CHALLENGE — Extract all lines containing "Sala".
--- START GIVEN RECORDS ---
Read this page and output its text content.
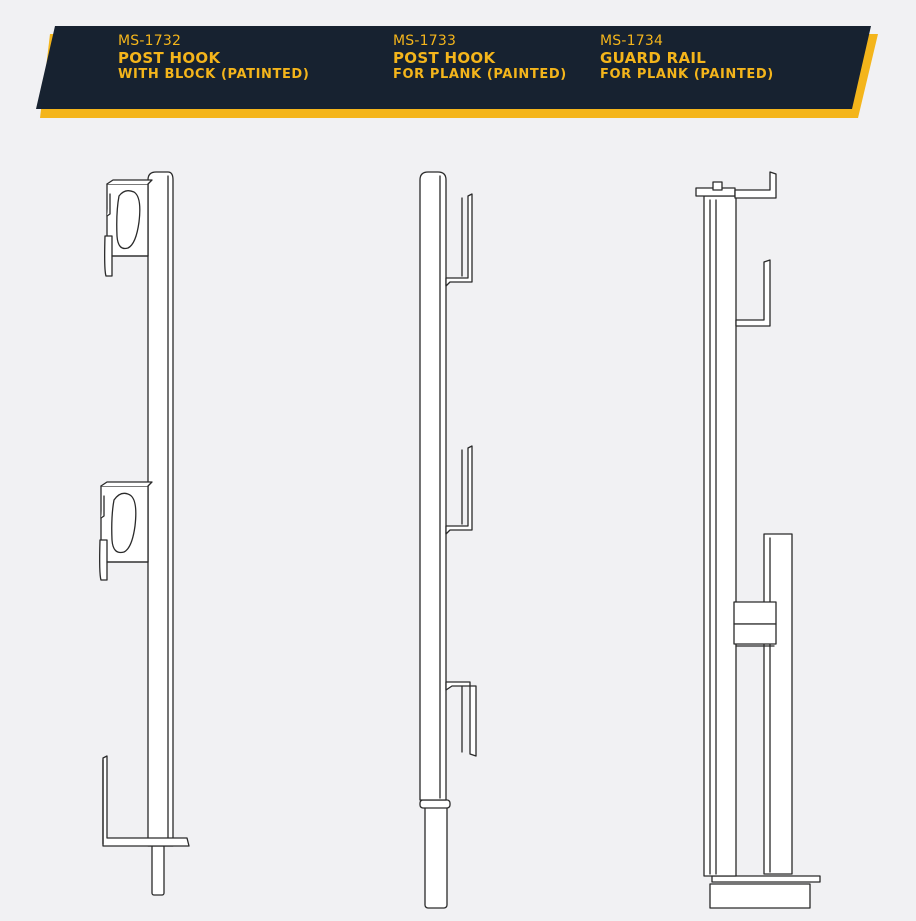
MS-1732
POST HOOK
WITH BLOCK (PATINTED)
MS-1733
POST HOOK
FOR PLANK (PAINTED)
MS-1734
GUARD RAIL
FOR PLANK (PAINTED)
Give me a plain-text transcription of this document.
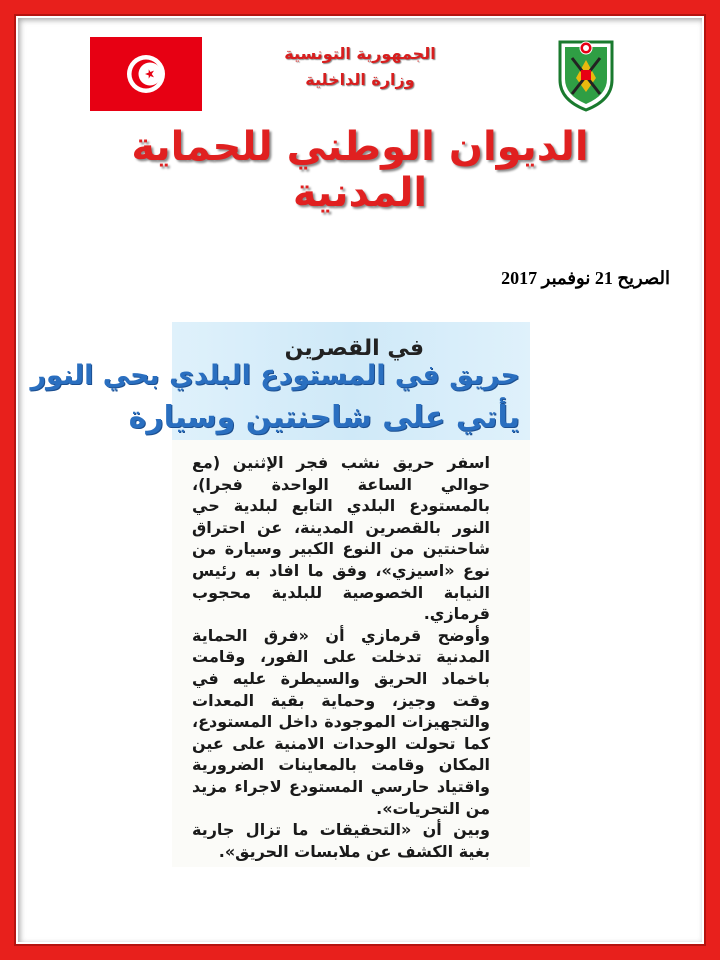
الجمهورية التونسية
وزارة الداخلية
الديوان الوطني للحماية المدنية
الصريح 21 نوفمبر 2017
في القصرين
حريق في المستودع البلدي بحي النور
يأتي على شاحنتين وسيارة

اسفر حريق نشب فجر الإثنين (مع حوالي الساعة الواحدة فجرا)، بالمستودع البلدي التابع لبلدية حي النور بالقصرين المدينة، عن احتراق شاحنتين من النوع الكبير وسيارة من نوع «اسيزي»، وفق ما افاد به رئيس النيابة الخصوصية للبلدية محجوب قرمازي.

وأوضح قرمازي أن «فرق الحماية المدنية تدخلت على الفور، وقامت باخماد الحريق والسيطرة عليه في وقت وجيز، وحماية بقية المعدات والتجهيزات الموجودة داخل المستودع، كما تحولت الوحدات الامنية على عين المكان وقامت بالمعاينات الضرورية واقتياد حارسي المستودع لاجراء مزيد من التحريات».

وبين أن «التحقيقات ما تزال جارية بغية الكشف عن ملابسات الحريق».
--- END GIVEN RECORDS ---
--- START GIVEN RECORDS ---
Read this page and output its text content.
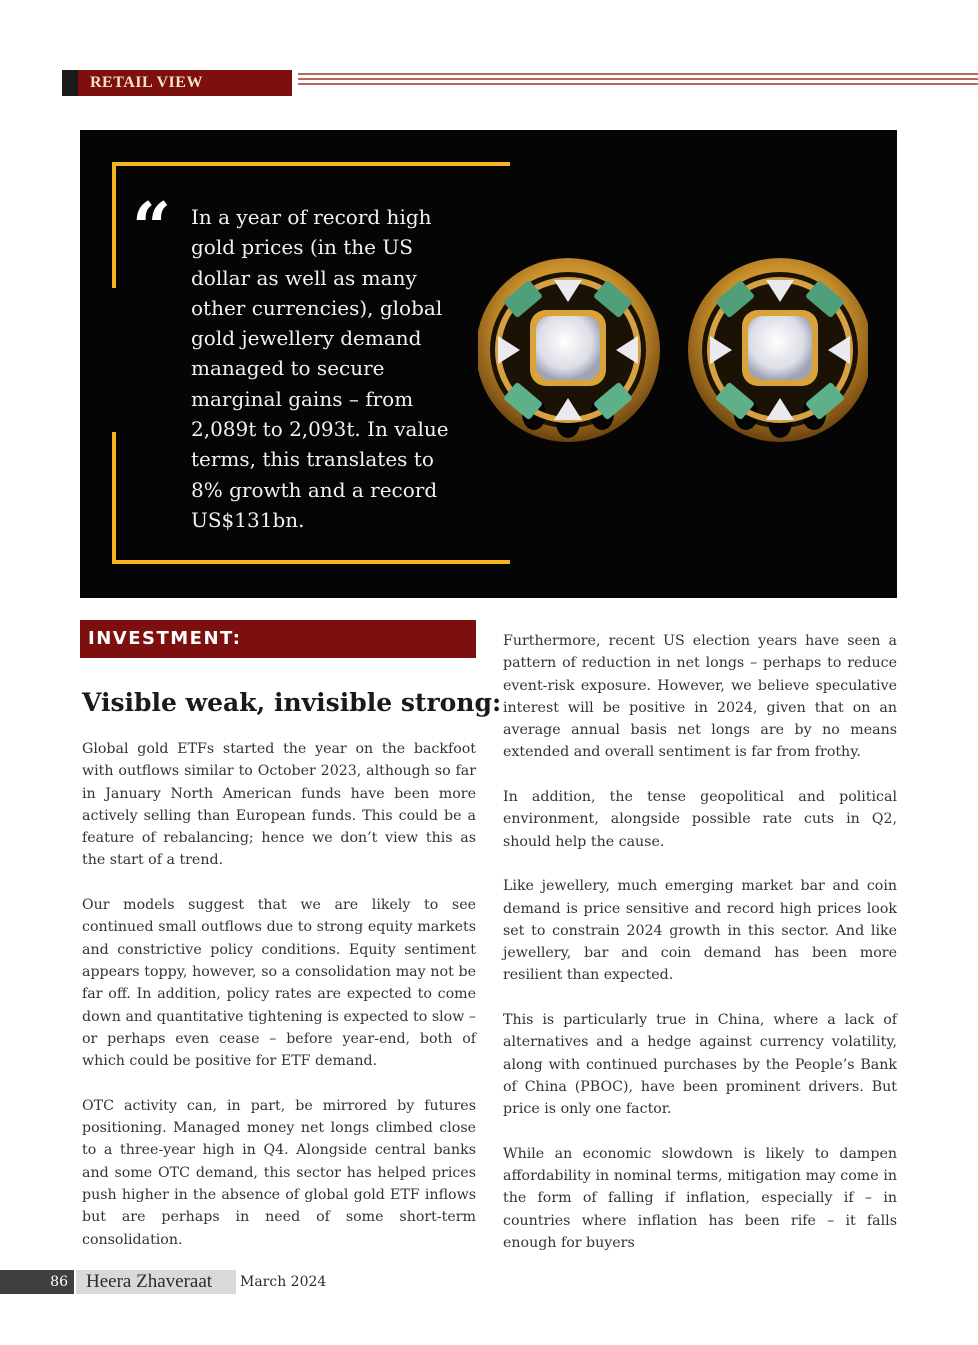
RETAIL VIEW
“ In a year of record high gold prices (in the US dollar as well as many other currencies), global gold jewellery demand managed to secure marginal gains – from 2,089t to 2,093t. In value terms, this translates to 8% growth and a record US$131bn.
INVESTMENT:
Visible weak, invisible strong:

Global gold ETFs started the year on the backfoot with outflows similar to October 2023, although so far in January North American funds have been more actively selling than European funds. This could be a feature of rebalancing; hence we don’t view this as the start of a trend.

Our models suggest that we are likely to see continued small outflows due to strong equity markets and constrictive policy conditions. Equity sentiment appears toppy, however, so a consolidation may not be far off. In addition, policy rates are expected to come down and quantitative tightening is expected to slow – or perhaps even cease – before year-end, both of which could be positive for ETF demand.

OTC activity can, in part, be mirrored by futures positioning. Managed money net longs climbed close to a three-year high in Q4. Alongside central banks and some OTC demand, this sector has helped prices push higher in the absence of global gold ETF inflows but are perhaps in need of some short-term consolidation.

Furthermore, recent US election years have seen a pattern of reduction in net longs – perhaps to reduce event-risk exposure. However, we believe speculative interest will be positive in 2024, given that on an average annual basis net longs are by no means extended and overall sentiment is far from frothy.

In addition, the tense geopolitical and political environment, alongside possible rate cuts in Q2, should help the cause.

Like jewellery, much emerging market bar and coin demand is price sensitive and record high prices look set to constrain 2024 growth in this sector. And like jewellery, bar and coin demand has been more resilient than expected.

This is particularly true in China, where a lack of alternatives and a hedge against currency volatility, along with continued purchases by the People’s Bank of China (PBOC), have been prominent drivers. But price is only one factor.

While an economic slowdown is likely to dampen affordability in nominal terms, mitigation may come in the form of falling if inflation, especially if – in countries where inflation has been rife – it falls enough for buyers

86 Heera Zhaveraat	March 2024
--- END GIVEN RECORDS ---
--- START GIVEN RECORDS ---
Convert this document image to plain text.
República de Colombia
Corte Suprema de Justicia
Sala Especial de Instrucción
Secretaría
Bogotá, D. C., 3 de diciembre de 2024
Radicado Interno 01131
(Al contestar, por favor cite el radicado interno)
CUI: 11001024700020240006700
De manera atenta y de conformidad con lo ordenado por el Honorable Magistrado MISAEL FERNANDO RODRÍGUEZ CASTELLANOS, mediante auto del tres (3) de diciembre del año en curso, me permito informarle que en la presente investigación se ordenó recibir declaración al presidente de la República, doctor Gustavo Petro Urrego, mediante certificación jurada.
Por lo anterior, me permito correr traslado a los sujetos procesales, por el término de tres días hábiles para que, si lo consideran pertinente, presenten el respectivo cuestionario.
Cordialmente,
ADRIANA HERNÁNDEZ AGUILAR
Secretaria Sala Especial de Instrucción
--- END GIVEN RECORDS ---
THE RESPONSE —
Sala Especial de Instrucción
Secretaria Sala Especial de Instrucción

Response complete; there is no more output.